**Objective**
In your copy, reproduce the entries exactly as they are, minus the images.

**Records for processing**
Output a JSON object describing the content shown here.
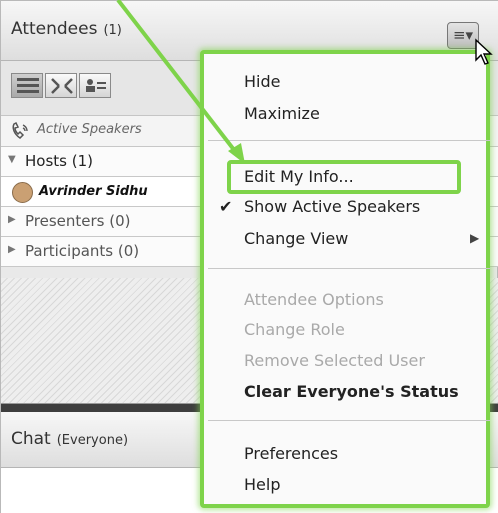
{
  "attendees_pod": {
    "title": "Attendees",
    "count": "(1)",
    "active_speakers_label": "Active Speakers",
    "groups": [
      {
        "label": "Hosts (1)",
        "expanded": true
      },
      {
        "label": "Presenters (0)",
        "expanded": false
      },
      {
        "label": "Participants (0)",
        "expanded": false
      }
    ],
    "host_user": "Avrinder Sidhu"
  },
  "chat_pod": {
    "title": "Chat",
    "scope": "(Everyone)"
  },
  "menu": {
    "items": [
      {
        "label": "Hide",
        "enabled": true
      },
      {
        "label": "Maximize",
        "enabled": true
      },
      {
        "label": "Edit My Info...",
        "enabled": true,
        "highlighted": true
      },
      {
        "label": "Show Active Speakers",
        "enabled": true,
        "checked": true
      },
      {
        "label": "Change View",
        "enabled": true,
        "submenu": true
      },
      {
        "label": "Attendee Options",
        "enabled": false
      },
      {
        "label": "Change Role",
        "enabled": false
      },
      {
        "label": "Remove Selected User",
        "enabled": false
      },
      {
        "label": "Clear Everyone's Status",
        "enabled": true,
        "bold": true
      },
      {
        "label": "Preferences",
        "enabled": true
      },
      {
        "label": "Help",
        "enabled": true
      }
    ]
  },
  "colors": {
    "highlight": "#7ed34a",
    "separator": "#3e3e3e"
  }
}
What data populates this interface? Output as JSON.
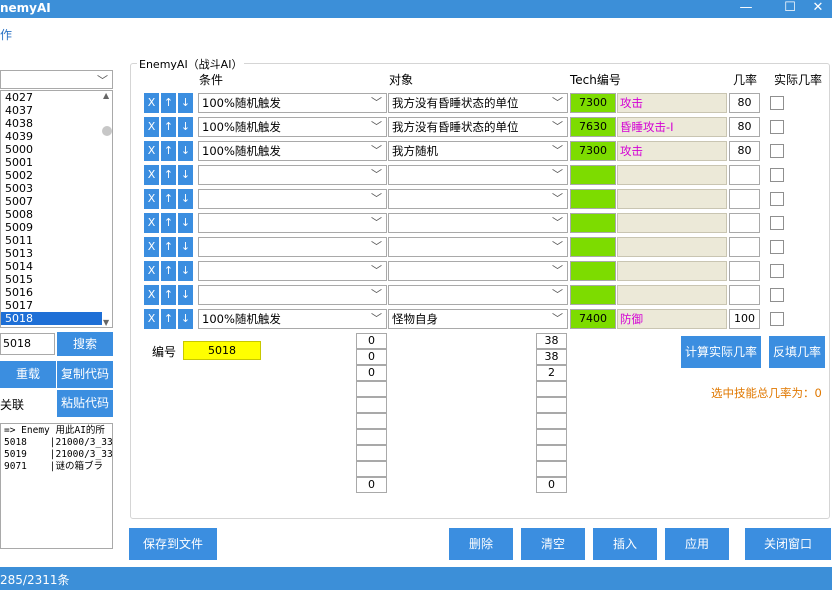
{
  "window": {
    "title": "nemyAI",
    "menu": "操作"
  },
  "left": {
    "list": [
      "4027",
      "4037",
      "4038",
      "4039",
      "5000",
      "5001",
      "5002",
      "5003",
      "5007",
      "5008",
      "5009",
      "5011",
      "5013",
      "5014",
      "5015",
      "5016",
      "5017",
      "5018"
    ],
    "selected_index": 17,
    "search_value": "5018",
    "search_label": "搜索",
    "reload_label": "重载",
    "copy_label": "复制代码",
    "relation_label": "关联",
    "paste_label": "粘贴代码",
    "code_lines": [
      "=> Enemy 用此AI的所",
      "5018    |21000/3_33",
      "5019    |21000/3_33",
      "9071    |谜の箱ブラ"
    ]
  },
  "group_title": "EnemyAI（战斗AI）",
  "headers": {
    "condition": "条件",
    "target": "对象",
    "tech": "Tech编号",
    "rate": "几率",
    "actual_rate": "实际几率"
  },
  "row_btns": {
    "x": "X",
    "up": "↑",
    "down": "↓"
  },
  "rows": [
    {
      "condition": "100%随机触发",
      "target": "我方没有昏睡状态的单位",
      "tech": "7300",
      "tech_name": "攻击",
      "rate": "80"
    },
    {
      "condition": "100%随机触发",
      "target": "我方没有昏睡状态的单位",
      "tech": "7630",
      "tech_name": "昏睡攻击-Ⅰ",
      "rate": "80"
    },
    {
      "condition": "100%随机触发",
      "target": "我方随机",
      "tech": "7300",
      "tech_name": "攻击",
      "rate": "80"
    },
    {
      "condition": "",
      "target": "",
      "tech": "",
      "tech_name": "",
      "rate": ""
    },
    {
      "condition": "",
      "target": "",
      "tech": "",
      "tech_name": "",
      "rate": ""
    },
    {
      "condition": "",
      "target": "",
      "tech": "",
      "tech_name": "",
      "rate": ""
    },
    {
      "condition": "",
      "target": "",
      "tech": "",
      "tech_name": "",
      "rate": ""
    },
    {
      "condition": "",
      "target": "",
      "tech": "",
      "tech_name": "",
      "rate": ""
    },
    {
      "condition": "",
      "target": "",
      "tech": "",
      "tech_name": "",
      "rate": ""
    },
    {
      "condition": "100%随机触发",
      "target": "怪物自身",
      "tech": "7400",
      "tech_name": "防御",
      "rate": "100"
    }
  ],
  "id_label": "编号",
  "id_value": "5018",
  "num_col1": [
    "0",
    "0",
    "0",
    "",
    "",
    "",
    "",
    "",
    "",
    "0"
  ],
  "num_col2": [
    "38",
    "38",
    "2",
    "",
    "",
    "",
    "",
    "",
    "",
    "0"
  ],
  "calc_label": "计算实际几率",
  "backfill_label": "反填几率",
  "sum_text": "选中技能总几率为：0",
  "bottom": {
    "save": "保存到文件",
    "delete": "删除",
    "clear": "清空",
    "insert": "插入",
    "apply": "应用",
    "close": "关闭窗口"
  },
  "status": "285/2311条"
}
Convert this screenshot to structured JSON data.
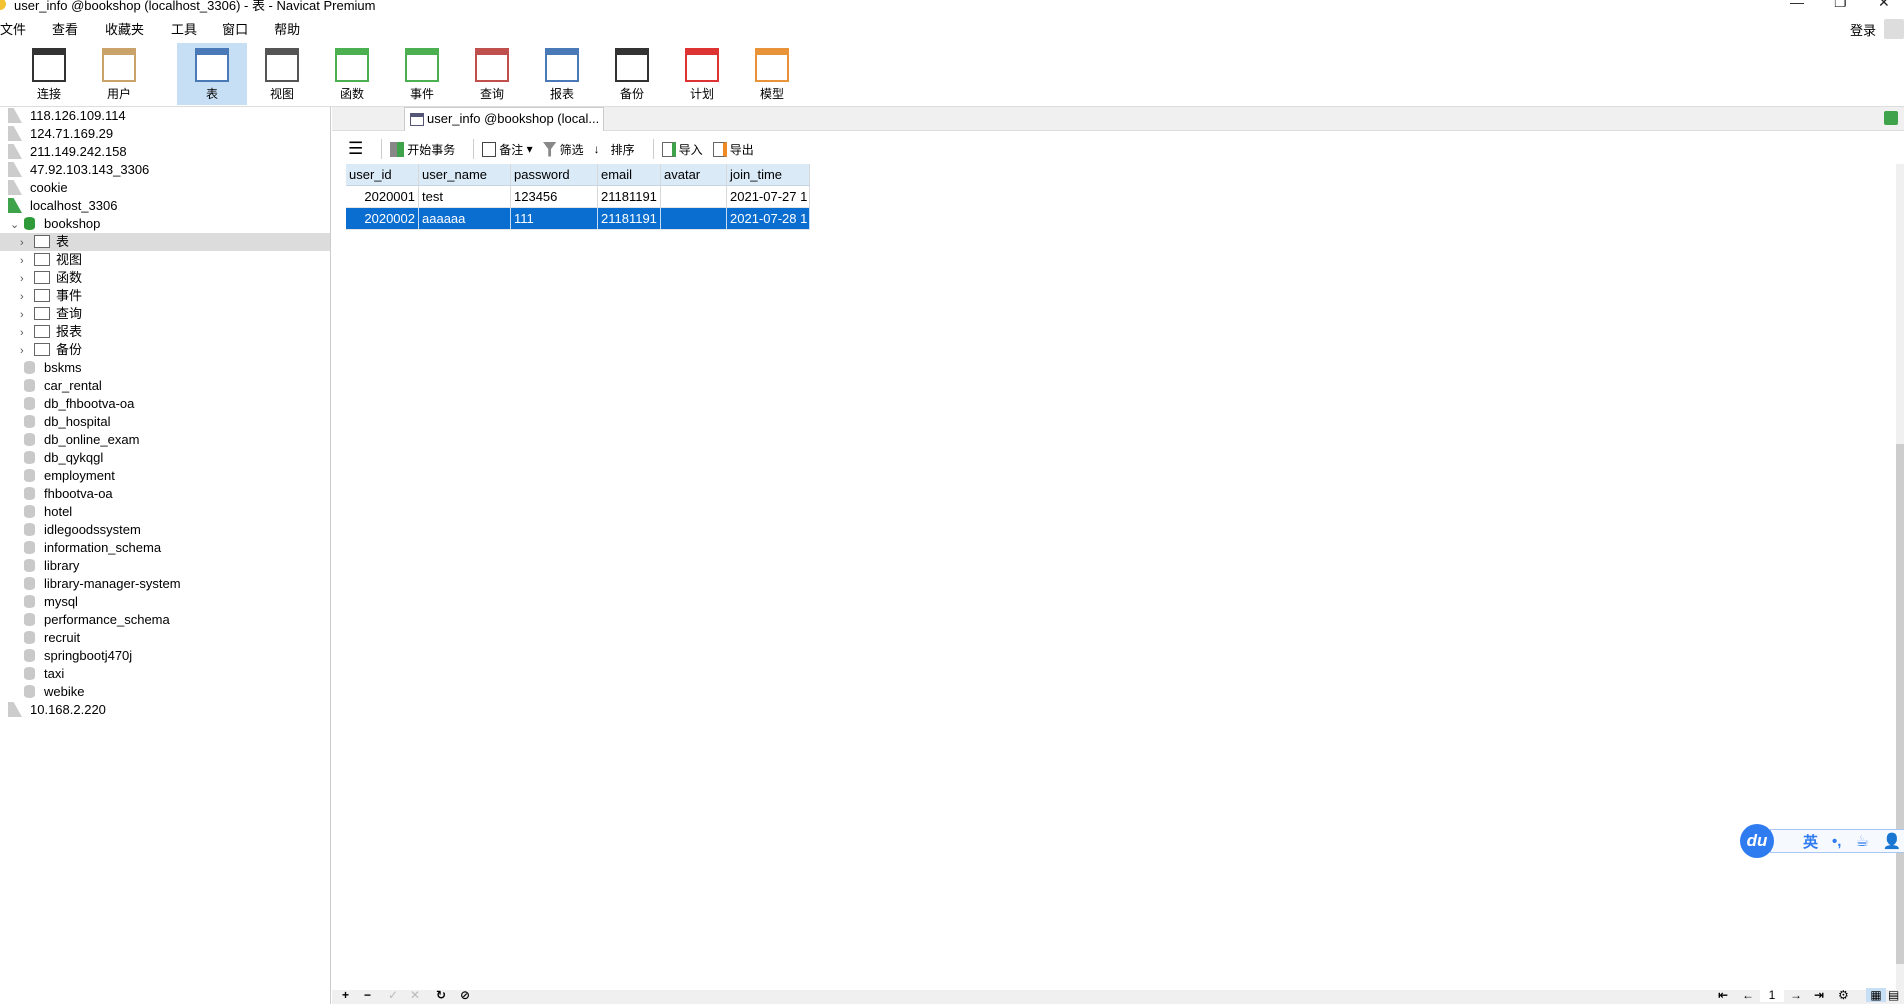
{
  "window": {
    "title": "user_info @bookshop (localhost_3306) - 表 - Navicat Premium",
    "minimize": "—",
    "restore": "❐",
    "close": "✕"
  },
  "menu": [
    "文件",
    "查看",
    "收藏夹",
    "工具",
    "窗口",
    "帮助"
  ],
  "login": "登录",
  "toolbar": [
    {
      "label": "连接",
      "icon": "connection-icon"
    },
    {
      "label": "用户",
      "icon": "user-icon"
    },
    {
      "label": "表",
      "icon": "table-icon",
      "active": true
    },
    {
      "label": "视图",
      "icon": "view-icon"
    },
    {
      "label": "函数",
      "icon": "function-icon"
    },
    {
      "label": "事件",
      "icon": "event-icon"
    },
    {
      "label": "查询",
      "icon": "query-icon"
    },
    {
      "label": "报表",
      "icon": "report-icon"
    },
    {
      "label": "备份",
      "icon": "backup-icon"
    },
    {
      "label": "计划",
      "icon": "schedule-icon"
    },
    {
      "label": "模型",
      "icon": "model-icon"
    }
  ],
  "sidebar": {
    "servers_top": [
      "118.126.109.114",
      "124.71.169.29",
      "211.149.242.158",
      "47.92.103.143_3306",
      "cookie",
      "localhost_3306"
    ],
    "open_db": "bookshop",
    "db_children": [
      "表",
      "视图",
      "函数",
      "事件",
      "查询",
      "报表",
      "备份"
    ],
    "databases": [
      "bskms",
      "car_rental",
      "db_fhbootva-oa",
      "db_hospital",
      "db_online_exam",
      "db_qykqgl",
      "employment",
      "fhbootva-oa",
      "hotel",
      "idlegoodssystem",
      "information_schema",
      "library",
      "library-manager-system",
      "mysql",
      "performance_schema",
      "recruit",
      "springbootj470j",
      "taxi",
      "webike"
    ],
    "servers_bottom": [
      "10.168.2.220"
    ]
  },
  "tab": {
    "label": "user_info @bookshop (local..."
  },
  "data_toolbar": {
    "begin_tx": "开始事务",
    "note": "备注",
    "filter": "筛选",
    "sort": "排序",
    "import": "导入",
    "export": "导出"
  },
  "table": {
    "columns": [
      "user_id",
      "user_name",
      "password",
      "email",
      "avatar",
      "join_time"
    ],
    "rows": [
      [
        "2020001",
        "test",
        "123456",
        "21181191",
        "",
        "2021-07-27 1"
      ],
      [
        "2020002",
        "aaaaaa",
        "111",
        "21181191",
        "",
        "2021-07-28 1"
      ]
    ],
    "selected_row": 1
  },
  "pager": {
    "page": "1"
  },
  "ime": {
    "logo": "du",
    "lang": "英",
    "punct": "•,"
  }
}
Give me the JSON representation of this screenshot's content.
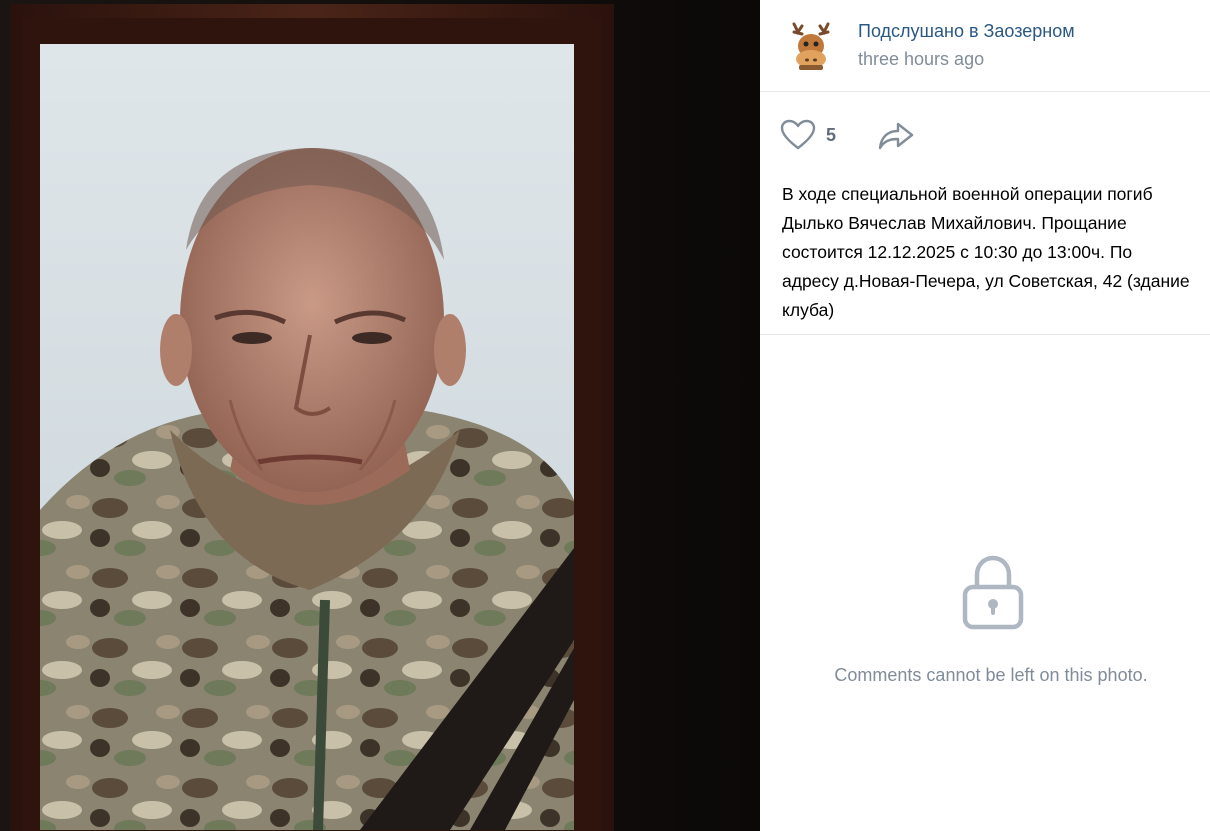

**Solution**
Output a JSON object describing the content shown here.
{
  "attendees_pod": {
    "title": "Attendees",
    "count": "(1)",
    "active_speakers_label": "Active Speakers",
    "groups": [
      {
        "label": "Hosts (1)",
        "expanded": true
      },
      {
        "label": "Presenters (0)",
        "expanded": false
      },
      {
        "label": "Participants (0)",
        "expanded": false
      }
    ],
    "host_user": "Avrinder Sidhu"
  },
  "chat_pod": {
    "title": "Chat",
    "scope": "(Everyone)"
  },
  "menu": {
    "items": [
      {
        "label": "Hide",
        "enabled": true
      },
      {
        "label": "Maximize",
        "enabled": true
      },
      {
        "label": "Edit My Info...",
        "enabled": true,
        "highlighted": true
      },
      {
        "label": "Show Active Speakers",
        "enabled": true,
        "checked": true
      },
      {
        "label": "Change View",
        "enabled": true,
        "submenu": true
      },
      {
        "label": "Attendee Options",
        "enabled": false
      },
      {
        "label": "Change Role",
        "enabled": false
      },
      {
        "label": "Remove Selected User",
        "enabled": false
      },
      {
        "label": "Clear Everyone's Status",
        "enabled": true,
        "bold": true
      },
      {
        "label": "Preferences",
        "enabled": true
      },
      {
        "label": "Help",
        "enabled": true
      }
    ]
  },
  "colors": {
    "highlight": "#7ed34a",
    "separator": "#3e3e3e"
  }
}
What data populates this interface? Output as JSON.
{
  "window": {
    "title": "nemyAI",
    "menu": "操作"
  },
  "left": {
    "list": [
      "4027",
      "4037",
      "4038",
      "4039",
      "5000",
      "5001",
      "5002",
      "5003",
      "5007",
      "5008",
      "5009",
      "5011",
      "5013",
      "5014",
      "5015",
      "5016",
      "5017",
      "5018"
    ],
    "selected_index": 17,
    "search_value": "5018",
    "search_label": "搜索",
    "reload_label": "重载",
    "copy_label": "复制代码",
    "relation_label": "关联",
    "paste_label": "粘贴代码",
    "code_lines": [
      "=> Enemy 用此AI的所",
      "5018    |21000/3_33",
      "5019    |21000/3_33",
      "9071    |谜の箱ブラ"
    ]
  },
  "group_title": "EnemyAI（战斗AI）",
  "headers": {
    "condition": "条件",
    "target": "对象",
    "tech": "Tech编号",
    "rate": "几率",
    "actual_rate": "实际几率"
  },
  "row_btns": {
    "x": "X",
    "up": "↑",
    "down": "↓"
  },
  "rows": [
    {
      "condition": "100%随机触发",
      "target": "我方没有昏睡状态的单位",
      "tech": "7300",
      "tech_name": "攻击",
      "rate": "80"
    },
    {
      "condition": "100%随机触发",
      "target": "我方没有昏睡状态的单位",
      "tech": "7630",
      "tech_name": "昏睡攻击-Ⅰ",
      "rate": "80"
    },
    {
      "condition": "100%随机触发",
      "target": "我方随机",
      "tech": "7300",
      "tech_name": "攻击",
      "rate": "80"
    },
    {
      "condition": "",
      "target": "",
      "tech": "",
      "tech_name": "",
      "rate": ""
    },
    {
      "condition": "",
      "target": "",
      "tech": "",
      "tech_name": "",
      "rate": ""
    },
    {
      "condition": "",
      "target": "",
      "tech": "",
      "tech_name": "",
      "rate": ""
    },
    {
      "condition": "",
      "target": "",
      "tech": "",
      "tech_name": "",
      "rate": ""
    },
    {
      "condition": "",
      "target": "",
      "tech": "",
      "tech_name": "",
      "rate": ""
    },
    {
      "condition": "",
      "target": "",
      "tech": "",
      "tech_name": "",
      "rate": ""
    },
    {
      "condition": "100%随机触发",
      "target": "怪物自身",
      "tech": "7400",
      "tech_name": "防御",
      "rate": "100"
    }
  ],
  "id_label": "编号",
  "id_value": "5018",
  "num_col1": [
    "0",
    "0",
    "0",
    "",
    "",
    "",
    "",
    "",
    "",
    "0"
  ],
  "num_col2": [
    "38",
    "38",
    "2",
    "",
    "",
    "",
    "",
    "",
    "",
    "0"
  ],
  "calc_label": "计算实际几率",
  "backfill_label": "反填几率",
  "sum_text": "选中技能总几率为：0",
  "bottom": {
    "save": "保存到文件",
    "delete": "删除",
    "clear": "清空",
    "insert": "插入",
    "apply": "应用",
    "close": "关闭窗口"
  },
  "status": "285/2311条"
}
Convert this screenshot to structured JSON data.
{
  "window": {
    "title": "user_info @bookshop (localhost_3306) - 表 - Navicat Premium",
    "minimize": "—",
    "restore": "❐",
    "close": "✕"
  },
  "menu": [
    "文件",
    "查看",
    "收藏夹",
    "工具",
    "窗口",
    "帮助"
  ],
  "login": "登录",
  "toolbar": [
    {
      "label": "连接",
      "icon": "connection-icon"
    },
    {
      "label": "用户",
      "icon": "user-icon"
    },
    {
      "label": "表",
      "icon": "table-icon",
      "active": true
    },
    {
      "label": "视图",
      "icon": "view-icon"
    },
    {
      "label": "函数",
      "icon": "function-icon"
    },
    {
      "label": "事件",
      "icon": "event-icon"
    },
    {
      "label": "查询",
      "icon": "query-icon"
    },
    {
      "label": "报表",
      "icon": "report-icon"
    },
    {
      "label": "备份",
      "icon": "backup-icon"
    },
    {
      "label": "计划",
      "icon": "schedule-icon"
    },
    {
      "label": "模型",
      "icon": "model-icon"
    }
  ],
  "sidebar": {
    "servers_top": [
      "118.126.109.114",
      "124.71.169.29",
      "211.149.242.158",
      "47.92.103.143_3306",
      "cookie",
      "localhost_3306"
    ],
    "open_db": "bookshop",
    "db_children": [
      "表",
      "视图",
      "函数",
      "事件",
      "查询",
      "报表",
      "备份"
    ],
    "databases": [
      "bskms",
      "car_rental",
      "db_fhbootva-oa",
      "db_hospital",
      "db_online_exam",
      "db_qykqgl",
      "employment",
      "fhbootva-oa",
      "hotel",
      "idlegoodssystem",
      "information_schema",
      "library",
      "library-manager-system",
      "mysql",
      "performance_schema",
      "recruit",
      "springbootj470j",
      "taxi",
      "webike"
    ],
    "servers_bottom": [
      "10.168.2.220"
    ]
  },
  "tab": {
    "label": "user_info @bookshop (local..."
  },
  "data_toolbar": {
    "begin_tx": "开始事务",
    "note": "备注",
    "filter": "筛选",
    "sort": "排序",
    "import": "导入",
    "export": "导出"
  },
  "table": {
    "columns": [
      "user_id",
      "user_name",
      "password",
      "email",
      "avatar",
      "join_time"
    ],
    "rows": [
      [
        "2020001",
        "test",
        "123456",
        "21181191",
        "",
        "2021-07-27 1"
      ],
      [
        "2020002",
        "aaaaaa",
        "111",
        "21181191",
        "",
        "2021-07-28 1"
      ]
    ],
    "selected_row": 1
  },
  "pager": {
    "page": "1"
  },
  "ime": {
    "logo": "du",
    "lang": "英",
    "punct": "•,"
  }
}
Give me the JSON representation of this screenshot's content.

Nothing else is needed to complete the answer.